◆ Assigned task ◆
Check every line of the data below for "Bibliotheken". Copy each one that has it.

Document page text data:
=== Section Start ===
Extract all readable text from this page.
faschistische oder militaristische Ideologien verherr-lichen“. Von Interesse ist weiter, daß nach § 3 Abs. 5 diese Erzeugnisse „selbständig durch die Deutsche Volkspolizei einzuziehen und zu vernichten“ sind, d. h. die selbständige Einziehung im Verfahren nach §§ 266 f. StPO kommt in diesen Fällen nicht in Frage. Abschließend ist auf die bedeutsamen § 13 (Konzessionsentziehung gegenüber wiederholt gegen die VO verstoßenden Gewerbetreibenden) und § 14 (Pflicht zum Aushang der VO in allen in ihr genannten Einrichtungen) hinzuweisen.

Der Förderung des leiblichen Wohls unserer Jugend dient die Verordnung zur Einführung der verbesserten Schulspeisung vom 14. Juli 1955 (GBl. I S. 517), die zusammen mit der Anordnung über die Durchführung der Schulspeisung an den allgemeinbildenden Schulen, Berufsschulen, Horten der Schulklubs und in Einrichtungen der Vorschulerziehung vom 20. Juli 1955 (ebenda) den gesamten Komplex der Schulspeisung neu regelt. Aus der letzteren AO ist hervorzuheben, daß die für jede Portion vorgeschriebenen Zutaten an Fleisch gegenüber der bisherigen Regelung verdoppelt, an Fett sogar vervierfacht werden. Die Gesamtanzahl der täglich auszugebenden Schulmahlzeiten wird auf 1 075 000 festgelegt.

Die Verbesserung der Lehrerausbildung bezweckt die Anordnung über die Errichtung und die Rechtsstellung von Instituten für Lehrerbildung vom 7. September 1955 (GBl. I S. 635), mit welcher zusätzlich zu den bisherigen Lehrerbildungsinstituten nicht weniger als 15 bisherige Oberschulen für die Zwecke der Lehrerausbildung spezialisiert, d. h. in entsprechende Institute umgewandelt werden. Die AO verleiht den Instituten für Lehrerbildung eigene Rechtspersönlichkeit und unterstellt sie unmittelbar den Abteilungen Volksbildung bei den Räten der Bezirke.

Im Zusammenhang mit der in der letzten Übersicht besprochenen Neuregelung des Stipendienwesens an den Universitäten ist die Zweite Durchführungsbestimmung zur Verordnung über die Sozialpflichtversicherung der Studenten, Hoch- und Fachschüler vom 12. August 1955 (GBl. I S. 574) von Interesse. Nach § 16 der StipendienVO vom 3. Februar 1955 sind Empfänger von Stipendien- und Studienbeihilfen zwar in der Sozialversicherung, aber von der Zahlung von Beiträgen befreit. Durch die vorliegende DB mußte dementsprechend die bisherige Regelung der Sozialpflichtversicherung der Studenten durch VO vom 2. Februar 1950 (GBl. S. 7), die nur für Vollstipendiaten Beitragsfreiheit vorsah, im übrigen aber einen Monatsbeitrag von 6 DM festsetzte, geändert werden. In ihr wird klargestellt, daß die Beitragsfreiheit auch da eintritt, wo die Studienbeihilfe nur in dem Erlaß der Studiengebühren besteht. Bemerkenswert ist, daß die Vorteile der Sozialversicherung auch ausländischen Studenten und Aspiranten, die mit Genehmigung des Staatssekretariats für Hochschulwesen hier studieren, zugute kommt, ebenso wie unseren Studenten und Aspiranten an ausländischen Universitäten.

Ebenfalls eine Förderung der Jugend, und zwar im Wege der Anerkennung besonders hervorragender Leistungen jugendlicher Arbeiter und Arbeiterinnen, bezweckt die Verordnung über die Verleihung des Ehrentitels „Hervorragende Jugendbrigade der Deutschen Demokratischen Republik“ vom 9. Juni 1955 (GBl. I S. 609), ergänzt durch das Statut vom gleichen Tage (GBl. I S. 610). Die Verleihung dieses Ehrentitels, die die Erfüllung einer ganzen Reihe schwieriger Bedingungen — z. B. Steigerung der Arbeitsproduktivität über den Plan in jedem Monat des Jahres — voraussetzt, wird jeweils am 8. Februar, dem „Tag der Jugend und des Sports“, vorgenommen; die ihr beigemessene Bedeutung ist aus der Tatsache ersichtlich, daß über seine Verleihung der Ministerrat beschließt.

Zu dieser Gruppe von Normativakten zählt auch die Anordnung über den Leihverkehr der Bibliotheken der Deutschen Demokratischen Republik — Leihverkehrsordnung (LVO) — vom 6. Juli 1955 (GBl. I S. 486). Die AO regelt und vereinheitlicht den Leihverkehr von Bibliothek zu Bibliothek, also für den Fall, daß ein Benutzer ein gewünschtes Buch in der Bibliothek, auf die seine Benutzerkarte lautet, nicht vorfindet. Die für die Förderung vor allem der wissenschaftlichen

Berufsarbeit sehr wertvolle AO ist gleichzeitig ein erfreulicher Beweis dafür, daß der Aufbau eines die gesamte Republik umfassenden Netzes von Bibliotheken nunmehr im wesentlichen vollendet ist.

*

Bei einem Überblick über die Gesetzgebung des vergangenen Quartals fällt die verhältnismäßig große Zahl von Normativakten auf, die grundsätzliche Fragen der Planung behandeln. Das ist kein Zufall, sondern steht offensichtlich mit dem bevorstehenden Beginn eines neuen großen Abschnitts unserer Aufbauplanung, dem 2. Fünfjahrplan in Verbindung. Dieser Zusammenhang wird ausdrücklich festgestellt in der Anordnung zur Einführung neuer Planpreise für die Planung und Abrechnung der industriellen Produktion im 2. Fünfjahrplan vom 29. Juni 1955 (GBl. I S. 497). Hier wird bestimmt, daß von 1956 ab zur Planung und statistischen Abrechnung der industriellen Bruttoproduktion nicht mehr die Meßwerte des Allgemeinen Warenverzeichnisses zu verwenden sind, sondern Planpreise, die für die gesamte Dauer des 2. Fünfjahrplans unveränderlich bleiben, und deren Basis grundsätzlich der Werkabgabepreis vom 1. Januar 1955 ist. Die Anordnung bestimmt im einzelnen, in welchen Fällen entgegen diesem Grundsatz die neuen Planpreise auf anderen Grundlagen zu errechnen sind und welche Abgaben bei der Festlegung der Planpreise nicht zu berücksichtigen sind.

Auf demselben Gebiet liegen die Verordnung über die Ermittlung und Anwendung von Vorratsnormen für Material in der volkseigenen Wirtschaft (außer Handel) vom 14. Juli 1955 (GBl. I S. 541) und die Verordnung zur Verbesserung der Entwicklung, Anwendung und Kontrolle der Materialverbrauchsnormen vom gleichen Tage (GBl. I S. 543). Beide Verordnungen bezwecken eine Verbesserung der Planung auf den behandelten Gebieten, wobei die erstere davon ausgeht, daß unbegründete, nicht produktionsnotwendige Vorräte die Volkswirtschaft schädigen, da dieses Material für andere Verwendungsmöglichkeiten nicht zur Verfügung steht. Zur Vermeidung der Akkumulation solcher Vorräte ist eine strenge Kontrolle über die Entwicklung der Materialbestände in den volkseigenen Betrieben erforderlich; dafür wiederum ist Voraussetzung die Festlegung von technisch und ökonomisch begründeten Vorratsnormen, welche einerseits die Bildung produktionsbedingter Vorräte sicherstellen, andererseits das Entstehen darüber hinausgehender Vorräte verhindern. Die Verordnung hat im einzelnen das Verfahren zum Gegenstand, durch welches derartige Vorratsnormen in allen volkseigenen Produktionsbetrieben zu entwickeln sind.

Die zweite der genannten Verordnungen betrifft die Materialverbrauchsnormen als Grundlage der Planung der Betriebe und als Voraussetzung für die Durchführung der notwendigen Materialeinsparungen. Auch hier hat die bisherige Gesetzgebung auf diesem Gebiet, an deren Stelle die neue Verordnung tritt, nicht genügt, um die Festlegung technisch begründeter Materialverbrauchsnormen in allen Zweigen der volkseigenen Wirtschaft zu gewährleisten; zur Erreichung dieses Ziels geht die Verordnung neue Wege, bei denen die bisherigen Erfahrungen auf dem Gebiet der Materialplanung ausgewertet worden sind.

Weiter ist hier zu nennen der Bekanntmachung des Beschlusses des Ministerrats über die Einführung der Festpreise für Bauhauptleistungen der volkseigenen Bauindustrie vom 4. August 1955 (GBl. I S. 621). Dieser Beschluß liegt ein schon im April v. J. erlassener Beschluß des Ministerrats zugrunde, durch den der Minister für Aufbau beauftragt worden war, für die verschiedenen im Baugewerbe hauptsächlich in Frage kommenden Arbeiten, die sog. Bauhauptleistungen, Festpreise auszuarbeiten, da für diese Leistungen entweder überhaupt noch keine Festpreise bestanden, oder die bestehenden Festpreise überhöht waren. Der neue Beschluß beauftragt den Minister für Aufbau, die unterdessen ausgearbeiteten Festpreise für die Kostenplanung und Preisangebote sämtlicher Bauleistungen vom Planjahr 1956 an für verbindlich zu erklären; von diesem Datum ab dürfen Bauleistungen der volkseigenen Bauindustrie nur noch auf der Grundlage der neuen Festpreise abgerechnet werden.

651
=== Section End ===
◆ Solution ◆
Zu dieser Gruppe von Normativakten zählt auch die Anordnung über den Leihverkehr der Bibliotheken der Deutschen Demokratischen Republik — Leihverkehrsordnung (LVO) — vom 6. Juli 1955 (GBl. I S. 486). Die AO regelt und vereinheitlicht den Leihverkehr von Bibliothek zu Bibliothek, also für den Fall, daß ein Benutzer ein gewünschtes Buch in der Bibliothek, auf die seine Benutzerkarte lautet, nicht vorfindet. Die für die Förderung vor allem der wissenschaftlichen
Berufsarbeit sehr wertvolle AO ist gleichzeitig ein erfreulicher Beweis dafür, daß der Aufbau eines die gesamte Republik umfassenden Netzes von Bibliotheken nunmehr im wesentlichen vollendet ist.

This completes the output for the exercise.